Records for processing =>
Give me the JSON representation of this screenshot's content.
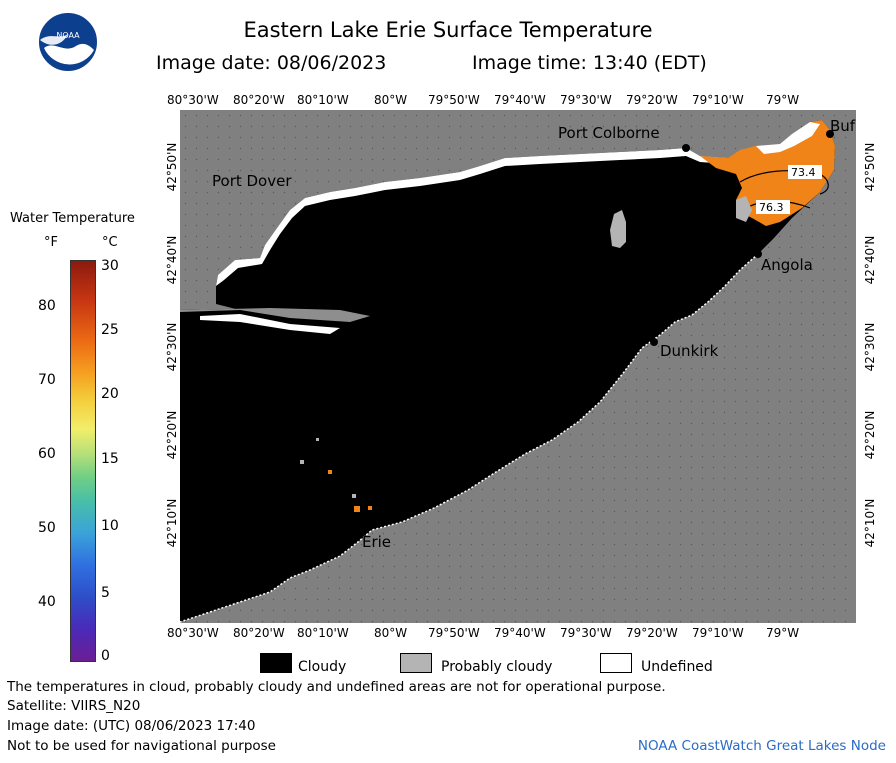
{
  "header": {
    "title": "Eastern Lake Erie Surface Temperature",
    "image_date": "Image date: 08/06/2023",
    "image_time": "Image time: 13:40 (EDT)",
    "logo_text": "NOAA"
  },
  "axes": {
    "longitudes": [
      "80°30'W",
      "80°20'W",
      "80°10'W",
      "80°W",
      "79°50'W",
      "79°40'W",
      "79°30'W",
      "79°20'W",
      "79°10'W",
      "79°W"
    ],
    "latitudes_left": [
      "42°50'N",
      "42°40'N",
      "42°30'N",
      "42°20'N",
      "42°10'N"
    ],
    "latitudes_right": [
      "42°50'N",
      "42°40'N",
      "42°30'N",
      "42°20'N",
      "42°10'N"
    ]
  },
  "colorbar": {
    "title": "Water Temperature",
    "unit_f": "°F",
    "unit_c": "°C",
    "f_ticks": [
      "80",
      "70",
      "60",
      "50",
      "40"
    ],
    "c_ticks": [
      "30",
      "25",
      "20",
      "15",
      "10",
      "5",
      "0"
    ]
  },
  "map": {
    "places": [
      "Port Colborne",
      "Port Dover",
      "Angola",
      "Dunkirk",
      "Erie",
      "Buf"
    ],
    "isotherm_labels": [
      "73.4",
      "76.3"
    ],
    "colors": {
      "land": "#808080",
      "cloud": "#000000",
      "probably_cloudy": "#b4b4b4",
      "undefined": "#ffffff",
      "warm_water": "#f08418"
    }
  },
  "key": {
    "cloudy": "Cloudy",
    "probably_cloudy": "Probably cloudy",
    "undefined": "Undefined"
  },
  "footer": {
    "note": "The temperatures in cloud, probably cloudy and undefined areas are not for operational purpose.",
    "satellite": "Satellite: VIIRS_N20",
    "utc_date": "Image date: (UTC) 08/06/2023  17:40",
    "nav_warning": "Not to be used for navigational purpose",
    "credit": "NOAA CoastWatch Great Lakes Node"
  }
}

Problem requirements =>
All preceding records should be duplicated verbatim, images excepted.

Full answer =>
Give me the JSON representation of this screenshot's content.
{
  "header": {
    "title": "Eastern Lake Erie Surface Temperature",
    "image_date": "Image date: 08/06/2023",
    "image_time": "Image time: 13:40 (EDT)",
    "logo_text": "NOAA"
  },
  "axes": {
    "longitudes": [
      "80°30'W",
      "80°20'W",
      "80°10'W",
      "80°W",
      "79°50'W",
      "79°40'W",
      "79°30'W",
      "79°20'W",
      "79°10'W",
      "79°W"
    ],
    "latitudes_left": [
      "42°50'N",
      "42°40'N",
      "42°30'N",
      "42°20'N",
      "42°10'N"
    ],
    "latitudes_right": [
      "42°50'N",
      "42°40'N",
      "42°30'N",
      "42°20'N",
      "42°10'N"
    ]
  },
  "colorbar": {
    "title": "Water Temperature",
    "unit_f": "°F",
    "unit_c": "°C",
    "f_ticks": [
      "80",
      "70",
      "60",
      "50",
      "40"
    ],
    "c_ticks": [
      "30",
      "25",
      "20",
      "15",
      "10",
      "5",
      "0"
    ]
  },
  "map": {
    "places": [
      "Port Colborne",
      "Port Dover",
      "Angola",
      "Dunkirk",
      "Erie",
      "Buf"
    ],
    "isotherm_labels": [
      "73.4",
      "76.3"
    ],
    "colors": {
      "land": "#808080",
      "cloud": "#000000",
      "probably_cloudy": "#b4b4b4",
      "undefined": "#ffffff",
      "warm_water": "#f08418"
    }
  },
  "key": {
    "cloudy": "Cloudy",
    "probably_cloudy": "Probably cloudy",
    "undefined": "Undefined"
  },
  "footer": {
    "note": "The temperatures in cloud, probably cloudy and undefined areas are not for operational purpose.",
    "satellite": "Satellite: VIIRS_N20",
    "utc_date": "Image date: (UTC) 08/06/2023  17:40",
    "nav_warning": "Not to be used for navigational purpose",
    "credit": "NOAA CoastWatch Great Lakes Node"
  }
}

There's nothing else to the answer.